(Dataset records)
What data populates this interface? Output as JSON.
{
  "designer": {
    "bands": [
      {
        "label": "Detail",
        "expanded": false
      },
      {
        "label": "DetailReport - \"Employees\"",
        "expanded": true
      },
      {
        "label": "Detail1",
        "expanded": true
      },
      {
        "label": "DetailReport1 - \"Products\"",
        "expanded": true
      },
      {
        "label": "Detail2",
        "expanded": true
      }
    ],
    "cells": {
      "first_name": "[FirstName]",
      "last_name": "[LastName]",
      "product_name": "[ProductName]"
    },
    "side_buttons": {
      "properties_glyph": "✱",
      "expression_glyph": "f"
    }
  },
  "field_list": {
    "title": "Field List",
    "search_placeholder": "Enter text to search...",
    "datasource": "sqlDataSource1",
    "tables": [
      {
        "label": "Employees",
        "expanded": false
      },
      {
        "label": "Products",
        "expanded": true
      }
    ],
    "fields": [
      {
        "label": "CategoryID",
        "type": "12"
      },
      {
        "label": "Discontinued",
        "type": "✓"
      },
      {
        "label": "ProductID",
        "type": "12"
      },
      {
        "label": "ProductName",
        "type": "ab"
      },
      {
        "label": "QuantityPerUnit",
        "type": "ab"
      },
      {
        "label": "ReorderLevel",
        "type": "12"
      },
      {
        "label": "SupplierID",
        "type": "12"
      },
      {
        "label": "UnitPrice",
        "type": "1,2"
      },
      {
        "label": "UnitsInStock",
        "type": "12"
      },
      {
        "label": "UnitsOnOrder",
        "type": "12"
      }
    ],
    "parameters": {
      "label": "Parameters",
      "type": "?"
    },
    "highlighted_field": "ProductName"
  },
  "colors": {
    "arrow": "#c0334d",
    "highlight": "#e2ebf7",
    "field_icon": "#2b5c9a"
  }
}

▶ [EXERCISE]: Count every line in the listing above that holds "Employees", then report only the count.

▶ [FINISHED ANSWER]: 2